[Chart and figure data]
^^^^^^^^^^^^^^^^

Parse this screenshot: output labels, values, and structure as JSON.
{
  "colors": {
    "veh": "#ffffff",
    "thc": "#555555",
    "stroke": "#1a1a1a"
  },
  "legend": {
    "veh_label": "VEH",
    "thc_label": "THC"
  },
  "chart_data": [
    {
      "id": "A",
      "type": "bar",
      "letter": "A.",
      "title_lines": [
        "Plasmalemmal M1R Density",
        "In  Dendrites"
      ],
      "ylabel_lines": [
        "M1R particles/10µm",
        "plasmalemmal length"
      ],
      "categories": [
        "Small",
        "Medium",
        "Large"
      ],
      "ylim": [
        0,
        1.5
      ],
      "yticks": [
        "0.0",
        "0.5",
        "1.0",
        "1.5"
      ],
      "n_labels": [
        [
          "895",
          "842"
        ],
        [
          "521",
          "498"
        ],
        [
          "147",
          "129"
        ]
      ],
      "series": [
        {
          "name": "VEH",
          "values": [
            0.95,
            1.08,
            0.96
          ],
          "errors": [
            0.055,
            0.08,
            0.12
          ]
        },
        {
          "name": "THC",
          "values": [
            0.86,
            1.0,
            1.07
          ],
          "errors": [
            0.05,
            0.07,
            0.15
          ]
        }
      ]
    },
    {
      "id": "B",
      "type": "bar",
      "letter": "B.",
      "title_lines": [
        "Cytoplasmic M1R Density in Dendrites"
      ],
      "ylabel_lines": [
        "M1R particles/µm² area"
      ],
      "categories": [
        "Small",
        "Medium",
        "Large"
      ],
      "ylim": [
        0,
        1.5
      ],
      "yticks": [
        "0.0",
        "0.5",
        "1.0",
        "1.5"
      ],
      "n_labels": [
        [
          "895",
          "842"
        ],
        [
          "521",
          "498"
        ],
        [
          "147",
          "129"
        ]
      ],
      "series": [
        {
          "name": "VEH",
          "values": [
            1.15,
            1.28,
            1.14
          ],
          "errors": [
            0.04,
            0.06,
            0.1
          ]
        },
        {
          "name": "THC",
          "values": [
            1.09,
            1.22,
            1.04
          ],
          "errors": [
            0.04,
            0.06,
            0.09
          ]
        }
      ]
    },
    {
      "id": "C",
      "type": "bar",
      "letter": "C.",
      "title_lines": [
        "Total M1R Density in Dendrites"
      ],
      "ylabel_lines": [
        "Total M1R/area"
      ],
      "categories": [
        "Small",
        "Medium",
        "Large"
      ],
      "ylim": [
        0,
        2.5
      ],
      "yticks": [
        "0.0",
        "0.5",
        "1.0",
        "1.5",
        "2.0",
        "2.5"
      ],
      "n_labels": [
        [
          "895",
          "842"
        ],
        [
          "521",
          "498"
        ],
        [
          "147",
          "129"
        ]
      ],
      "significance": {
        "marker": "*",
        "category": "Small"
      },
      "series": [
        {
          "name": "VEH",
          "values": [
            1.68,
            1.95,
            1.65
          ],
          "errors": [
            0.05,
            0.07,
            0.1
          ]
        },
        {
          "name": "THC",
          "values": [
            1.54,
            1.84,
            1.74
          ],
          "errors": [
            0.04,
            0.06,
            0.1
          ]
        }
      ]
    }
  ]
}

^^^^^^^^^^^^^^^^

### Task to complete:
In this exercise, repeat all entries exactly.

### Correct result:
Parse this screenshot: output labels, values, and structure as JSON.
{
  "colors": {
    "veh": "#ffffff",
    "thc": "#555555",
    "stroke": "#1a1a1a"
  },
  "legend": {
    "veh_label": "VEH",
    "thc_label": "THC"
  },
  "chart_data": [
    {
      "id": "A",
      "type": "bar",
      "letter": "A.",
      "title_lines": [
        "Plasmalemmal M1R Density",
        "In  Dendrites"
      ],
      "ylabel_lines": [
        "M1R particles/10µm",
        "plasmalemmal length"
      ],
      "categories": [
        "Small",
        "Medium",
        "Large"
      ],
      "ylim": [
        0,
        1.5
      ],
      "yticks": [
        "0.0",
        "0.5",
        "1.0",
        "1.5"
      ],
      "n_labels": [
        [
          "895",
          "842"
        ],
        [
          "521",
          "498"
        ],
        [
          "147",
          "129"
        ]
      ],
      "series": [
        {
          "name": "VEH",
          "values": [
            0.95,
            1.08,
            0.96
          ],
          "errors": [
            0.055,
            0.08,
            0.12
          ]
        },
        {
          "name": "THC",
          "values": [
            0.86,
            1.0,
            1.07
          ],
          "errors": [
            0.05,
            0.07,
            0.15
          ]
        }
      ]
    },
    {
      "id": "B",
      "type": "bar",
      "letter": "B.",
      "title_lines": [
        "Cytoplasmic M1R Density in Dendrites"
      ],
      "ylabel_lines": [
        "M1R particles/µm² area"
      ],
      "categories": [
        "Small",
        "Medium",
        "Large"
      ],
      "ylim": [
        0,
        1.5
      ],
      "yticks": [
        "0.0",
        "0.5",
        "1.0",
        "1.5"
      ],
      "n_labels": [
        [
          "895",
          "842"
        ],
        [
          "521",
          "498"
        ],
        [
          "147",
          "129"
        ]
      ],
      "series": [
        {
          "name": "VEH",
          "values": [
            1.15,
            1.28,
            1.14
          ],
          "errors": [
            0.04,
            0.06,
            0.1
          ]
        },
        {
          "name": "THC",
          "values": [
            1.09,
            1.22,
            1.04
          ],
          "errors": [
            0.04,
            0.06,
            0.09
          ]
        }
      ]
    },
    {
      "id": "C",
      "type": "bar",
      "letter": "C.",
      "title_lines": [
        "Total M1R Density in Dendrites"
      ],
      "ylabel_lines": [
        "Total M1R/area"
      ],
      "categories": [
        "Small",
        "Medium",
        "Large"
      ],
      "ylim": [
        0,
        2.5
      ],
      "yticks": [
        "0.0",
        "0.5",
        "1.0",
        "1.5",
        "2.0",
        "2.5"
      ],
      "n_labels": [
        [
          "895",
          "842"
        ],
        [
          "521",
          "498"
        ],
        [
          "147",
          "129"
        ]
      ],
      "significance": {
        "marker": "*",
        "category": "Small"
      },
      "series": [
        {
          "name": "VEH",
          "values": [
            1.68,
            1.95,
            1.65
          ],
          "errors": [
            0.05,
            0.07,
            0.1
          ]
        },
        {
          "name": "THC",
          "values": [
            1.54,
            1.84,
            1.74
          ],
          "errors": [
            0.04,
            0.06,
            0.1
          ]
        }
      ]
    }
  ]
}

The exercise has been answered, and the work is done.